Exercise goal.
Retype each line of the material exactly, please, skipping any picture in it.

[Dataset records]
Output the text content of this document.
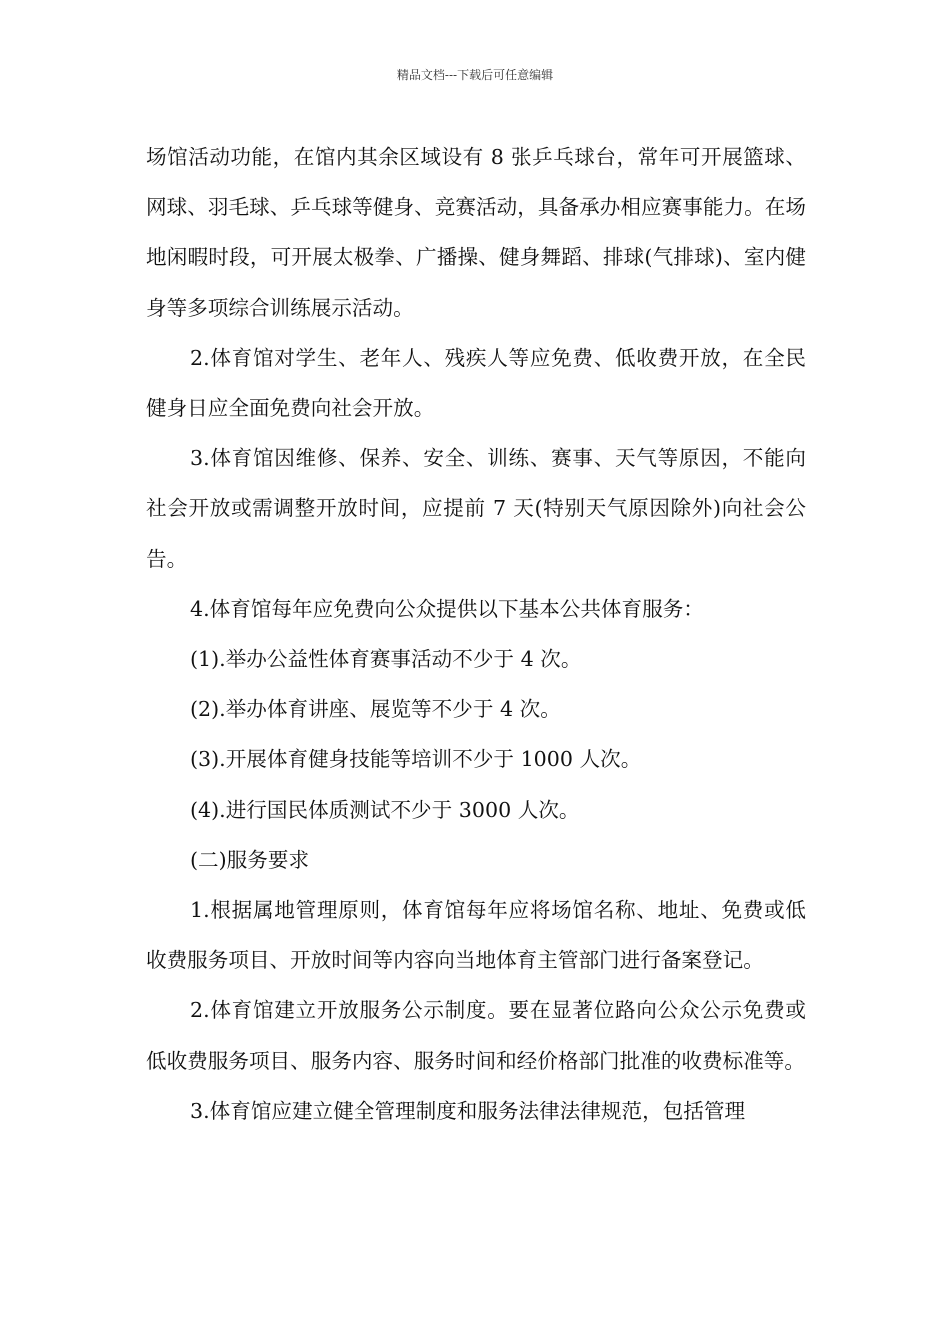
精品文档---下载后可任意编辑

场馆活动功能，在馆内其余区域设有 8 张乒乓球台，常年可开展篮球、网球、羽毛球、乒乓球等健身、竞赛活动，具备承办相应赛事能力。在场地闲暇时段，可开展太极拳、广播操、健身舞蹈、排球(气排球)、室内健身等多项综合训练展示活动。

2.体育馆对学生、老年人、残疾人等应免费、低收费开放，在全民健身日应全面免费向社会开放。

3.体育馆因维修、保养、安全、训练、赛事、天气等原因，不能向社会开放或需调整开放时间，应提前 7 天(特别天气原因除外)向社会公告。

4.体育馆每年应免费向公众提供以下基本公共体育服务：

(1).举办公益性体育赛事活动不少于 4 次。

(2).举办体育讲座、展览等不少于 4 次。

(3).开展体育健身技能等培训不少于 1000 人次。

(4).进行国民体质测试不少于 3000 人次。

(二)服务要求

1.根据属地管理原则，体育馆每年应将场馆名称、地址、免费或低收费服务项目、开放时间等内容向当地体育主管部门进行备案登记。

2.体育馆建立开放服务公示制度。要在显著位路向公众公示免费或低收费服务项目、服务内容、服务时间和经价格部门批准的收费标准等。

3.体育馆应建立健全管理制度和服务法律法律规范，包括管理
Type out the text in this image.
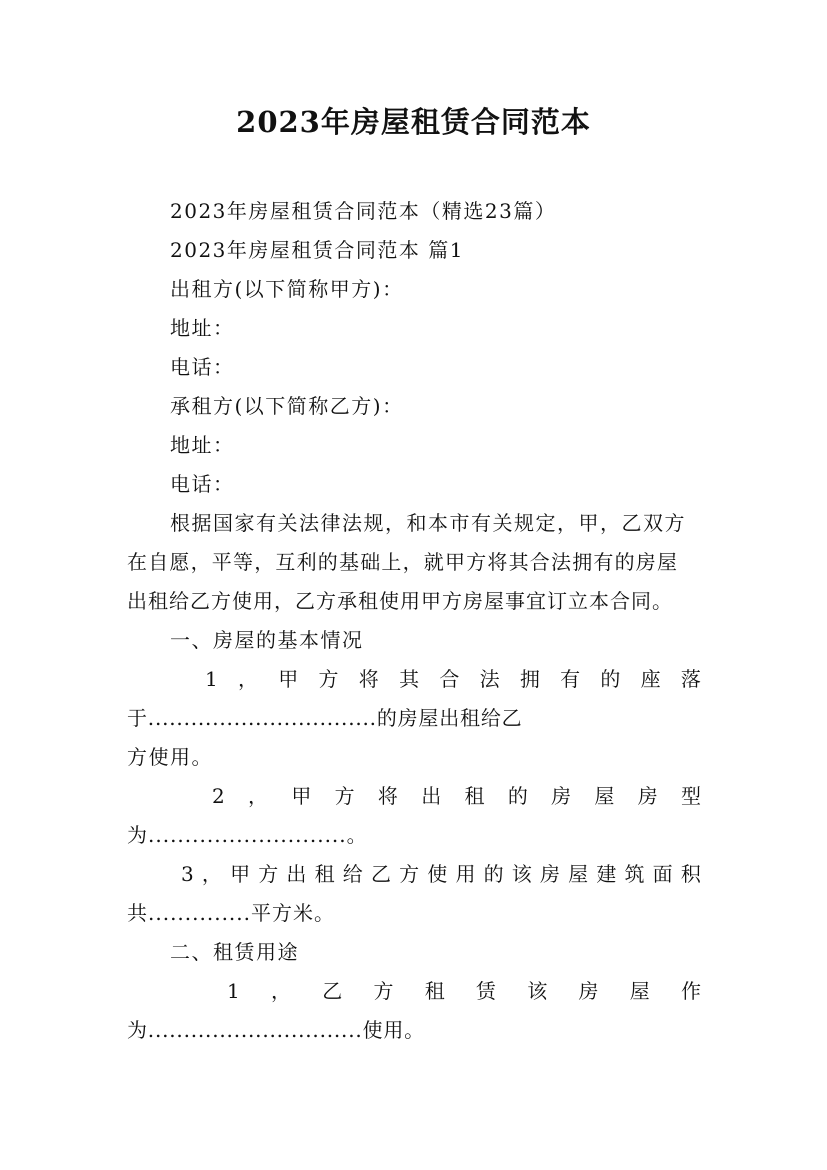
2023年房屋租赁合同范本
2023年房屋租赁合同范本（精选23篇）
2023年房屋租赁合同范本 篇1
出租方(以下简称甲方)：
地址：
电话：
承租方(以下简称乙方)：
地址：
电话：
根据国家有关法律法规，和本市有关规定，甲，乙双方
在自愿，平等，互利的基础上，就甲方将其合法拥有的房屋
出租给乙方使用，乙方承租使用甲方房屋事宜订立本合同。
一、房屋的基本情况
1 ， 甲 方 将 其 合 法 拥 有 的 座 落
于................................的房屋出租给乙
方使用。
2 ， 甲 方 将 出 租 的 房 屋 房 型
为...........................。
3 ， 甲 方 出 租 给 乙 方 使 用 的 该 房 屋 建 筑 面 积
共..............平方米。
二、租赁用途
1 ， 乙 方 租 赁 该 房 屋 作
为..............................使用。
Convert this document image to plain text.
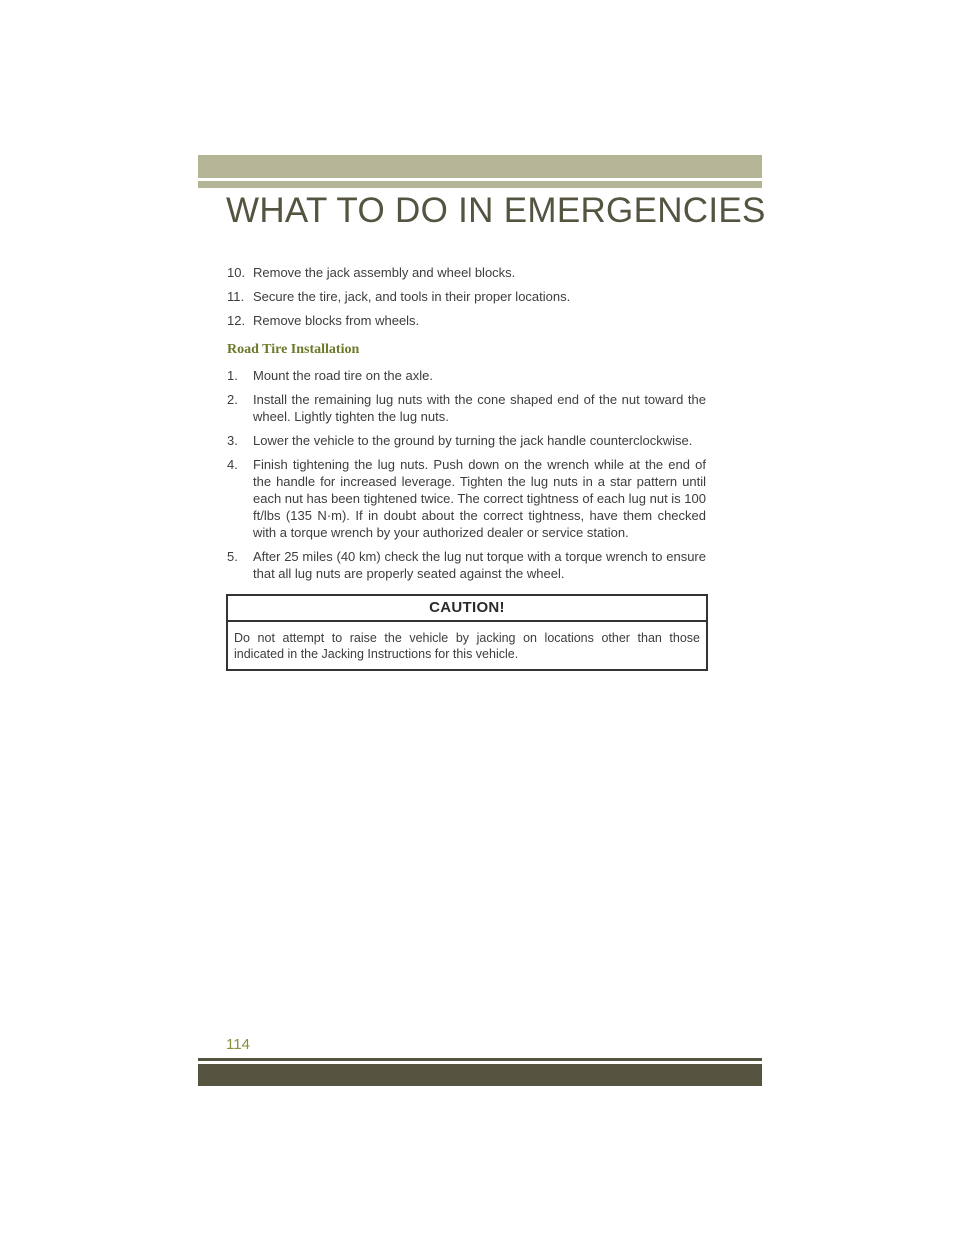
WHAT TO DO IN EMERGENCIES
10. Remove the jack assembly and wheel blocks.
11. Secure the tire, jack, and tools in their proper locations.
12. Remove blocks from wheels.
Road Tire Installation
1. Mount the road tire on the axle.
2. Install the remaining lug nuts with the cone shaped end of the nut toward the wheel. Lightly tighten the lug nuts.
3. Lower the vehicle to the ground by turning the jack handle counterclockwise.
4. Finish tightening the lug nuts. Push down on the wrench while at the end of the handle for increased leverage. Tighten the lug nuts in a star pattern until each nut has been tightened twice. The correct tightness of each lug nut is 100 ft/lbs (135 N·m). If in doubt about the correct tightness, have them checked with a torque wrench by your authorized dealer or service station.
5. After 25 miles (40 km) check the lug nut torque with a torque wrench to ensure that all lug nuts are properly seated against the wheel.
CAUTION!
Do not attempt to raise the vehicle by jacking on locations other than those indicated in the Jacking Instructions for this vehicle.
114
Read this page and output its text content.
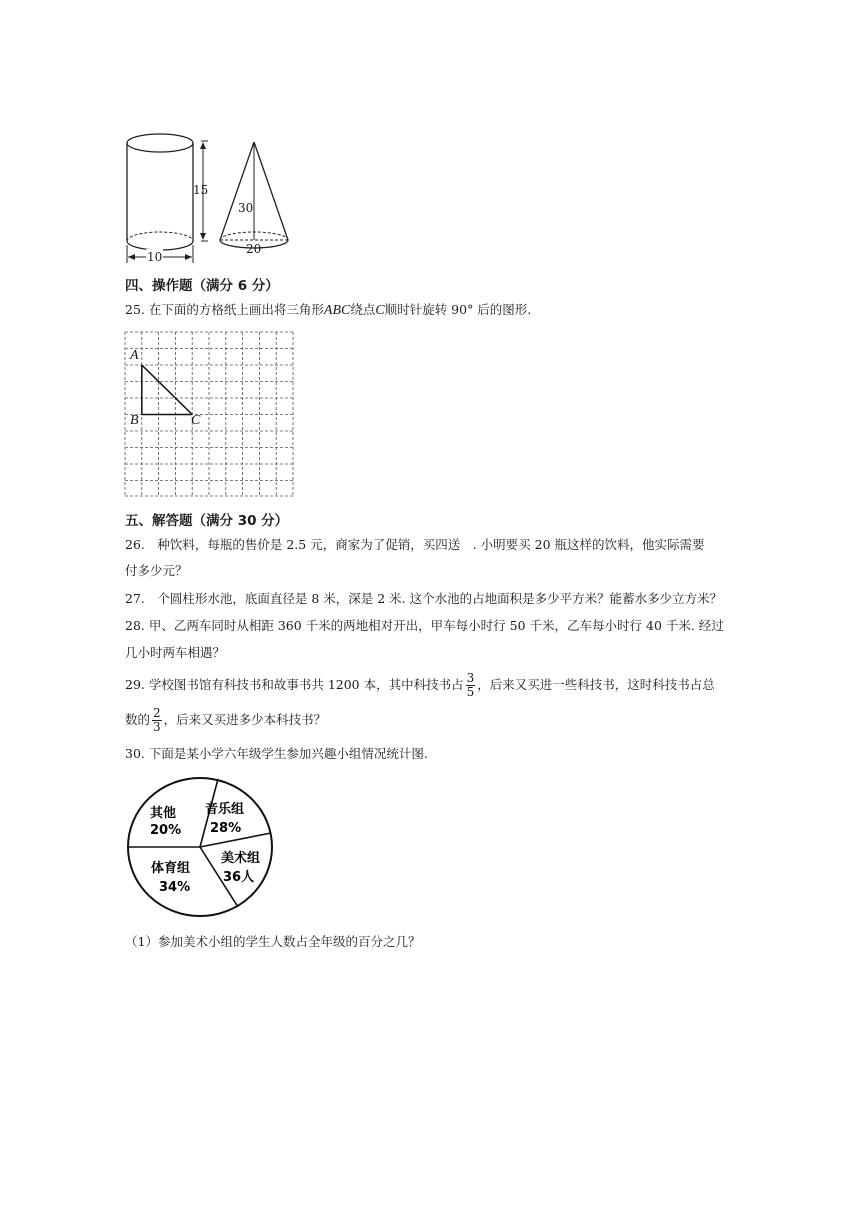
15
10
30
20
四、操作题（满分 6 分）
25. 在下面的方格纸上画出将三角形ABC绕点C顺时针旋转 90° 后的图形.
A
B	C
五、解答题（满分 30 分）
26.　种饮料，每瓶的售价是 2.5 元，商家为了促销，买四送　. 小明要买 20 瓶这样的饮料，他实际需要
付多少元？
27.　个圆柱形水池，底面直径是 8 米，深是 2 米. 这个水池的占地面积是多少平方米？能蓄水多少立方米？
28. 甲、乙两车同时从相距 360 千米的两地相对开出，甲车每小时行 50 千米，乙车每小时行 40 千米. 经过
几小时两车相遇？
29. 学校图书馆有科技书和故事书共 1200 本，其中科技书占 $\frac{3}{5}$ ，后来又买进一些科技书，这时科技书占总
数的 $\frac{2}{3}$ ，后来又买进多少本科技书？
30. 下面是某小学六年级学生参加兴趣小组情况统计图.
其他
20%
音乐组
28%
美术组
36人
体育组
34%
（1）参加美术小组的学生人数占全年级的百分之几？
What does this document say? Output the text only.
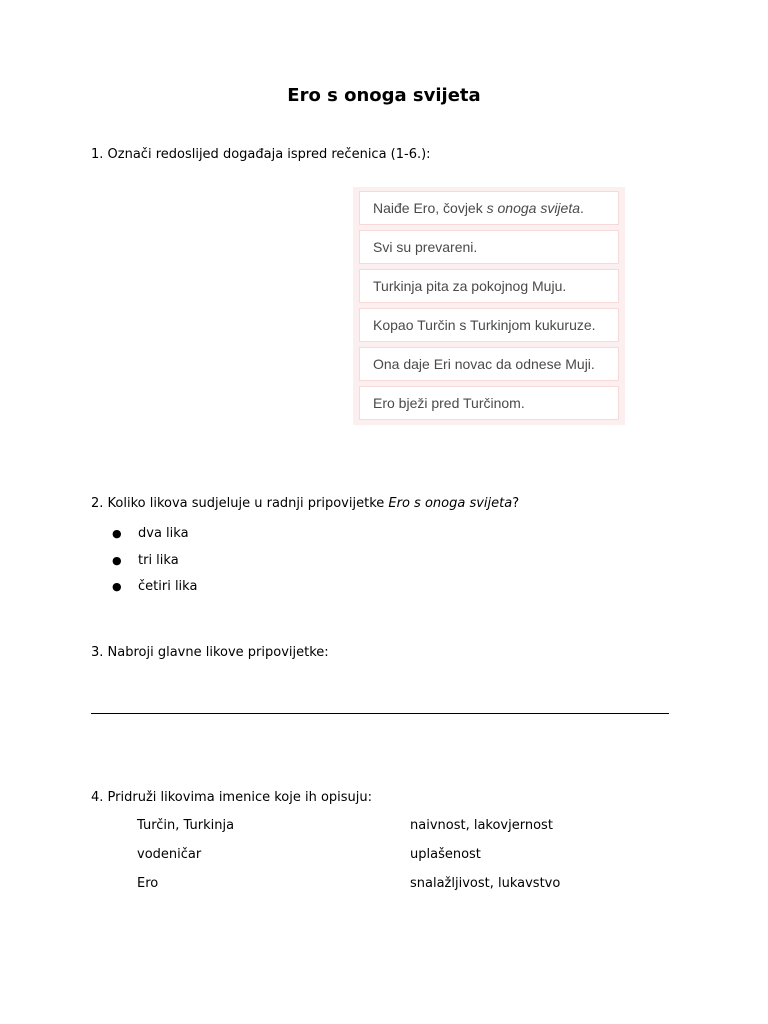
Ero s onoga svijeta
1. Označi redoslijed događaja ispred rečenica (1-6.):
Naiđe Ero, čovjek s onoga svijeta.
Svi su prevareni.
Turkinja pita za pokojnog Muju.
Kopao Turčin s Turkinjom kukuruze.
Ona daje Eri novac da odnese Muji.
Ero bježi pred Turčinom.
2. Koliko likova sudjeluje u radnji pripovijetke Ero s onoga svijeta?
● dva lika
● tri lika
● četiri lika
3. Nabroji glavne likove pripovijetke:
4. Pridruži likovima imenice koje ih opisuju:
Turčin, Turkinja
vodeničar
Ero
naivnost, lakovjernost
uplašenost
snalažljivost, lukavstvo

Answer for the task.
Output the text content of this document.
精品文档---下载后可任意编辑

场馆活动功能，在馆内其余区域设有 8 张乒乓球台，常年可开展篮球、网球、羽毛球、乒乓球等健身、竞赛活动，具备承办相应赛事能力。在场地闲暇时段，可开展太极拳、广播操、健身舞蹈、排球(气排球)、室内健身等多项综合训练展示活动。

2.体育馆对学生、老年人、残疾人等应免费、低收费开放，在全民健身日应全面免费向社会开放。

3.体育馆因维修、保养、安全、训练、赛事、天气等原因，不能向社会开放或需调整开放时间，应提前 7 天(特别天气原因除外)向社会公告。

4.体育馆每年应免费向公众提供以下基本公共体育服务：

(1).举办公益性体育赛事活动不少于 4 次。

(2).举办体育讲座、展览等不少于 4 次。

(3).开展体育健身技能等培训不少于 1000 人次。

(4).进行国民体质测试不少于 3000 人次。

(二)服务要求

1.根据属地管理原则，体育馆每年应将场馆名称、地址、免费或低收费服务项目、开放时间等内容向当地体育主管部门进行备案登记。

2.体育馆建立开放服务公示制度。要在显著位路向公众公示免费或低收费服务项目、服务内容、服务时间和经价格部门批准的收费标准等。

3.体育馆应建立健全管理制度和服务法律法律规范，包括管理
Type out the text in this image.
2023年房屋租赁合同范本
2023年房屋租赁合同范本（精选23篇）
2023年房屋租赁合同范本 篇1
出租方(以下简称甲方)：
地址：
电话：
承租方(以下简称乙方)：
地址：
电话：
根据国家有关法律法规，和本市有关规定，甲，乙双方
在自愿，平等，互利的基础上，就甲方将其合法拥有的房屋
出租给乙方使用，乙方承租使用甲方房屋事宜订立本合同。
一、房屋的基本情况
1 ， 甲 方 将 其 合 法 拥 有 的 座 落
于................................的房屋出租给乙
方使用。
2 ， 甲 方 将 出 租 的 房 屋 房 型
为...........................。
3 ， 甲 方 出 租 给 乙 方 使 用 的 该 房 屋 建 筑 面 积
共..............平方米。
二、租赁用途
1 ， 乙 方 租 赁 该 房 屋 作
为..............................使用。
Convert this document image to plain text.
WHAT TO DO IN EMERGENCIES
10. Remove the jack assembly and wheel blocks.
11. Secure the tire, jack, and tools in their proper locations.
12. Remove blocks from wheels.
Road Tire Installation
1. Mount the road tire on the axle.
2. Install the remaining lug nuts with the cone shaped end of the nut toward the wheel. Lightly tighten the lug nuts.
3. Lower the vehicle to the ground by turning the jack handle counterclockwise.
4. Finish tightening the lug nuts. Push down on the wrench while at the end of the handle for increased leverage. Tighten the lug nuts in a star pattern until each nut has been tightened twice. The correct tightness of each lug nut is 100 ft/lbs (135 N·m). If in doubt about the correct tightness, have them checked with a torque wrench by your authorized dealer or service station.
5. After 25 miles (40 km) check the lug nut torque with a torque wrench to ensure that all lug nuts are properly seated against the wheel.
CAUTION!
Do not attempt to raise the vehicle by jacking on locations other than those indicated in the Jacking Instructions for this vehicle.
114
Read this page and output its text content.
15
10
30
20
四、操作题（满分 6 分）
25. 在下面的方格纸上画出将三角形ABC绕点C顺时针旋转 90° 后的图形.
A
B	C
五、解答题（满分 30 分）
26.　种饮料，每瓶的售价是 2.5 元，商家为了促销，买四送　. 小明要买 20 瓶这样的饮料，他实际需要
付多少元？
27.　个圆柱形水池，底面直径是 8 米，深是 2 米. 这个水池的占地面积是多少平方米？能蓄水多少立方米？
28. 甲、乙两车同时从相距 360 千米的两地相对开出，甲车每小时行 50 千米，乙车每小时行 40 千米. 经过
几小时两车相遇？
29. 学校图书馆有科技书和故事书共 1200 本，其中科技书占 $\frac{3}{5}$ ，后来又买进一些科技书，这时科技书占总
数的 $\frac{2}{3}$ ，后来又买进多少本科技书？
30. 下面是某小学六年级学生参加兴趣小组情况统计图.
其他
20%
音乐组
28%
美术组
36人
体育组
34%
（1）参加美术小组的学生人数占全年级的百分之几？
What does this document say? Output the text only.
Ero s onoga svijeta
1. Označi redoslijed događaja ispred rečenica (1-6.):
Naiđe Ero, čovjek s onoga svijeta.
Svi su prevareni.
Turkinja pita za pokojnog Muju.
Kopao Turčin s Turkinjom kukuruze.
Ona daje Eri novac da odnese Muji.
Ero bježi pred Turčinom.
2. Koliko likova sudjeluje u radnji pripovijetke Ero s onoga svijeta?
● dva lika
● tri lika
● četiri lika
3. Nabroji glavne likove pripovijetke:
4. Pridruži likovima imenice koje ih opisuju:
Turčin, Turkinja
vodeničar
Ero
naivnost, lakovjernost
uplašenost
snalažljivost, lukavstvo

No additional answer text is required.